EXTRACTED INFORMATION —

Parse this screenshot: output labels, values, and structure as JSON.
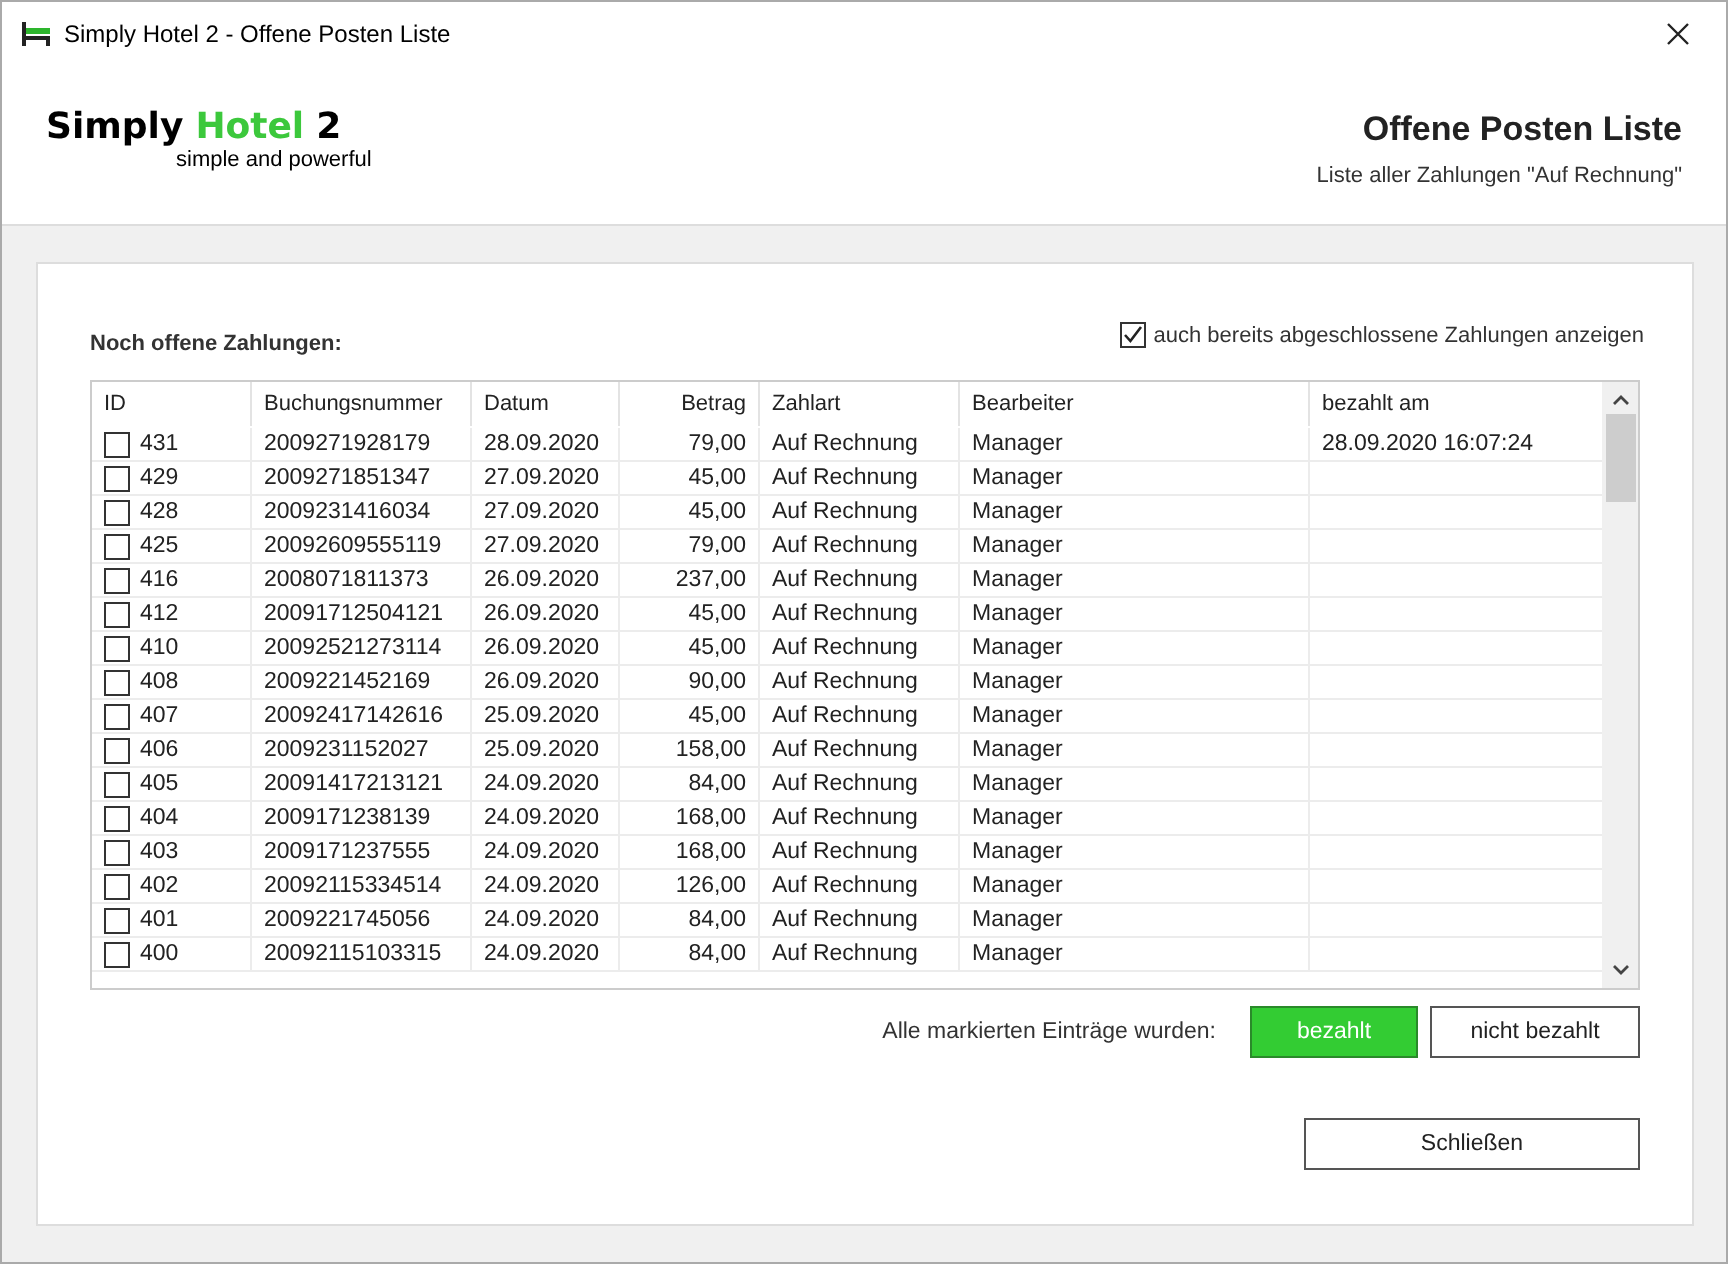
{
  "window": {
    "title": "Simply Hotel 2 - Offene Posten Liste"
  },
  "logo": {
    "word1": "Simply",
    "word2": "Hotel",
    "word3": "2",
    "tagline": "simple and powerful"
  },
  "header": {
    "title": "Offene Posten Liste",
    "subtitle": "Liste aller Zahlungen \"Auf Rechnung\""
  },
  "section_label": "Noch offene Zahlungen:",
  "show_closed": {
    "label": "auch bereits abgeschlossene Zahlungen anzeigen",
    "checked": true
  },
  "table": {
    "columns": [
      "ID",
      "Buchungsnummer",
      "Datum",
      "Betrag",
      "Zahlart",
      "Bearbeiter",
      "bezahlt am"
    ],
    "rows": [
      {
        "checked": false,
        "cells": [
          "431",
          "2009271928179",
          "28.09.2020",
          "79,00",
          "Auf Rechnung",
          "Manager",
          "28.09.2020 16:07:24"
        ]
      },
      {
        "checked": false,
        "cells": [
          "429",
          "2009271851347",
          "27.09.2020",
          "45,00",
          "Auf Rechnung",
          "Manager",
          ""
        ]
      },
      {
        "checked": false,
        "cells": [
          "428",
          "2009231416034",
          "27.09.2020",
          "45,00",
          "Auf Rechnung",
          "Manager",
          ""
        ]
      },
      {
        "checked": false,
        "cells": [
          "425",
          "20092609555119",
          "27.09.2020",
          "79,00",
          "Auf Rechnung",
          "Manager",
          ""
        ]
      },
      {
        "checked": false,
        "cells": [
          "416",
          "2008071811373",
          "26.09.2020",
          "237,00",
          "Auf Rechnung",
          "Manager",
          ""
        ]
      },
      {
        "checked": false,
        "cells": [
          "412",
          "20091712504121",
          "26.09.2020",
          "45,00",
          "Auf Rechnung",
          "Manager",
          ""
        ]
      },
      {
        "checked": false,
        "cells": [
          "410",
          "20092521273114",
          "26.09.2020",
          "45,00",
          "Auf Rechnung",
          "Manager",
          ""
        ]
      },
      {
        "checked": false,
        "cells": [
          "408",
          "2009221452169",
          "26.09.2020",
          "90,00",
          "Auf Rechnung",
          "Manager",
          ""
        ]
      },
      {
        "checked": false,
        "cells": [
          "407",
          "20092417142616",
          "25.09.2020",
          "45,00",
          "Auf Rechnung",
          "Manager",
          ""
        ]
      },
      {
        "checked": false,
        "cells": [
          "406",
          "2009231152027",
          "25.09.2020",
          "158,00",
          "Auf Rechnung",
          "Manager",
          ""
        ]
      },
      {
        "checked": false,
        "cells": [
          "405",
          "20091417213121",
          "24.09.2020",
          "84,00",
          "Auf Rechnung",
          "Manager",
          ""
        ]
      },
      {
        "checked": false,
        "cells": [
          "404",
          "2009171238139",
          "24.09.2020",
          "168,00",
          "Auf Rechnung",
          "Manager",
          ""
        ]
      },
      {
        "checked": false,
        "cells": [
          "403",
          "2009171237555",
          "24.09.2020",
          "168,00",
          "Auf Rechnung",
          "Manager",
          ""
        ]
      },
      {
        "checked": false,
        "cells": [
          "402",
          "20092115334514",
          "24.09.2020",
          "126,00",
          "Auf Rechnung",
          "Manager",
          ""
        ]
      },
      {
        "checked": false,
        "cells": [
          "401",
          "2009221745056",
          "24.09.2020",
          "84,00",
          "Auf Rechnung",
          "Manager",
          ""
        ]
      },
      {
        "checked": false,
        "cells": [
          "400",
          "20092115103315",
          "24.09.2020",
          "84,00",
          "Auf Rechnung",
          "Manager",
          ""
        ]
      }
    ]
  },
  "action_label": "Alle markierten Einträge wurden:",
  "buttons": [
    {
      "label": "bezahlt",
      "kind": "primary"
    },
    {
      "label": "nicht bezahlt",
      "kind": "secondary"
    }
  ],
  "close_button": "Schließen"
}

REQUIRED TASK — Working from the material above, transcribe it exactly while omitting pictures.

ANSWER TO THIS TASK —
Parse this screenshot: output labels, values, and structure as JSON.
{
  "window": {
    "title": "Simply Hotel 2 - Offene Posten Liste"
  },
  "logo": {
    "word1": "Simply",
    "word2": "Hotel",
    "word3": "2",
    "tagline": "simple and powerful"
  },
  "header": {
    "title": "Offene Posten Liste",
    "subtitle": "Liste aller Zahlungen \"Auf Rechnung\""
  },
  "section_label": "Noch offene Zahlungen:",
  "show_closed": {
    "label": "auch bereits abgeschlossene Zahlungen anzeigen",
    "checked": true
  },
  "table": {
    "columns": [
      "ID",
      "Buchungsnummer",
      "Datum",
      "Betrag",
      "Zahlart",
      "Bearbeiter",
      "bezahlt am"
    ],
    "rows": [
      {
        "checked": false,
        "cells": [
          "431",
          "2009271928179",
          "28.09.2020",
          "79,00",
          "Auf Rechnung",
          "Manager",
          "28.09.2020 16:07:24"
        ]
      },
      {
        "checked": false,
        "cells": [
          "429",
          "2009271851347",
          "27.09.2020",
          "45,00",
          "Auf Rechnung",
          "Manager",
          ""
        ]
      },
      {
        "checked": false,
        "cells": [
          "428",
          "2009231416034",
          "27.09.2020",
          "45,00",
          "Auf Rechnung",
          "Manager",
          ""
        ]
      },
      {
        "checked": false,
        "cells": [
          "425",
          "20092609555119",
          "27.09.2020",
          "79,00",
          "Auf Rechnung",
          "Manager",
          ""
        ]
      },
      {
        "checked": false,
        "cells": [
          "416",
          "2008071811373",
          "26.09.2020",
          "237,00",
          "Auf Rechnung",
          "Manager",
          ""
        ]
      },
      {
        "checked": false,
        "cells": [
          "412",
          "20091712504121",
          "26.09.2020",
          "45,00",
          "Auf Rechnung",
          "Manager",
          ""
        ]
      },
      {
        "checked": false,
        "cells": [
          "410",
          "20092521273114",
          "26.09.2020",
          "45,00",
          "Auf Rechnung",
          "Manager",
          ""
        ]
      },
      {
        "checked": false,
        "cells": [
          "408",
          "2009221452169",
          "26.09.2020",
          "90,00",
          "Auf Rechnung",
          "Manager",
          ""
        ]
      },
      {
        "checked": false,
        "cells": [
          "407",
          "20092417142616",
          "25.09.2020",
          "45,00",
          "Auf Rechnung",
          "Manager",
          ""
        ]
      },
      {
        "checked": false,
        "cells": [
          "406",
          "2009231152027",
          "25.09.2020",
          "158,00",
          "Auf Rechnung",
          "Manager",
          ""
        ]
      },
      {
        "checked": false,
        "cells": [
          "405",
          "20091417213121",
          "24.09.2020",
          "84,00",
          "Auf Rechnung",
          "Manager",
          ""
        ]
      },
      {
        "checked": false,
        "cells": [
          "404",
          "2009171238139",
          "24.09.2020",
          "168,00",
          "Auf Rechnung",
          "Manager",
          ""
        ]
      },
      {
        "checked": false,
        "cells": [
          "403",
          "2009171237555",
          "24.09.2020",
          "168,00",
          "Auf Rechnung",
          "Manager",
          ""
        ]
      },
      {
        "checked": false,
        "cells": [
          "402",
          "20092115334514",
          "24.09.2020",
          "126,00",
          "Auf Rechnung",
          "Manager",
          ""
        ]
      },
      {
        "checked": false,
        "cells": [
          "401",
          "2009221745056",
          "24.09.2020",
          "84,00",
          "Auf Rechnung",
          "Manager",
          ""
        ]
      },
      {
        "checked": false,
        "cells": [
          "400",
          "20092115103315",
          "24.09.2020",
          "84,00",
          "Auf Rechnung",
          "Manager",
          ""
        ]
      }
    ]
  },
  "action_label": "Alle markierten Einträge wurden:",
  "buttons": [
    {
      "label": "bezahlt",
      "kind": "primary"
    },
    {
      "label": "nicht bezahlt",
      "kind": "secondary"
    }
  ],
  "close_button": "Schließen"
}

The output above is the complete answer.